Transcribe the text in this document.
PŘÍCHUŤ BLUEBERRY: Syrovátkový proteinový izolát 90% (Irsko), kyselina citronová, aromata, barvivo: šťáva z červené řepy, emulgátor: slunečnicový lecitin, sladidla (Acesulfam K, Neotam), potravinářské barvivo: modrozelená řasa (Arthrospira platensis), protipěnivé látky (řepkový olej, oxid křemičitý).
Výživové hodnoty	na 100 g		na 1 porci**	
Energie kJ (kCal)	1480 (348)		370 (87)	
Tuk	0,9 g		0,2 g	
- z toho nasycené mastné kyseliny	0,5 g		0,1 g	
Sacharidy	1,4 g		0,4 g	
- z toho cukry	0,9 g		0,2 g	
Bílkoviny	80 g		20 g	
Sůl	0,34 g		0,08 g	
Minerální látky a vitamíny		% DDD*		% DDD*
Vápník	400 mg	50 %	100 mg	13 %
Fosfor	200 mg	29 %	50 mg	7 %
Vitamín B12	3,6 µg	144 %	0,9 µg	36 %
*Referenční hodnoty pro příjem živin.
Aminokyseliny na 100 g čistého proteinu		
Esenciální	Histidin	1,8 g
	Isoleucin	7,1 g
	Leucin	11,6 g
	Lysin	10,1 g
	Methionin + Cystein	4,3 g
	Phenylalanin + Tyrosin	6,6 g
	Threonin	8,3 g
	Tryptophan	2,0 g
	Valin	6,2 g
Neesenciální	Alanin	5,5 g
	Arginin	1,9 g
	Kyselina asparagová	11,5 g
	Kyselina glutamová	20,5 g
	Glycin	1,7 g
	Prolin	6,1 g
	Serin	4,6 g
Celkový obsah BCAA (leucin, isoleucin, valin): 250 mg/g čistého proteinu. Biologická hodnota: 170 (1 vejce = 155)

→ **What is expected**: Copy out all of the records, keeping every line identical.

→ **Worked solution**:
Transcribe the text in this document.
PŘÍCHUŤ BLUEBERRY: Syrovátkový proteinový izolát 90% (Irsko), kyselina citronová, aromata, barvivo: šťáva z červené řepy, emulgátor: slunečnicový lecitin, sladidla (Acesulfam K, Neotam), potravinářské barvivo: modrozelená řasa (Arthrospira platensis), protipěnivé látky (řepkový olej, oxid křemičitý).
Výživové hodnoty	na 100 g		na 1 porci**	
Energie kJ (kCal)	1480 (348)		370 (87)	
Tuk	0,9 g		0,2 g	
- z toho nasycené mastné kyseliny	0,5 g		0,1 g	
Sacharidy	1,4 g		0,4 g	
- z toho cukry	0,9 g		0,2 g	
Bílkoviny	80 g		20 g	
Sůl	0,34 g		0,08 g	
Minerální látky a vitamíny		% DDD*		% DDD*
Vápník	400 mg	50 %	100 mg	13 %
Fosfor	200 mg	29 %	50 mg	7 %
Vitamín B12	3,6 µg	144 %	0,9 µg	36 %
*Referenční hodnoty pro příjem živin.
Aminokyseliny na 100 g čistého proteinu		
Esenciální	Histidin	1,8 g
	Isoleucin	7,1 g
	Leucin	11,6 g
	Lysin	10,1 g
	Methionin + Cystein	4,3 g
	Phenylalanin + Tyrosin	6,6 g
	Threonin	8,3 g
	Tryptophan	2,0 g
	Valin	6,2 g
Neesenciální	Alanin	5,5 g
	Arginin	1,9 g
	Kyselina asparagová	11,5 g
	Kyselina glutamová	20,5 g
	Glycin	1,7 g
	Prolin	6,1 g
	Serin	4,6 g
Celkový obsah BCAA (leucin, isoleucin, valin): 250 mg/g čistého proteinu. Biologická hodnota: 170 (1 vejce = 155)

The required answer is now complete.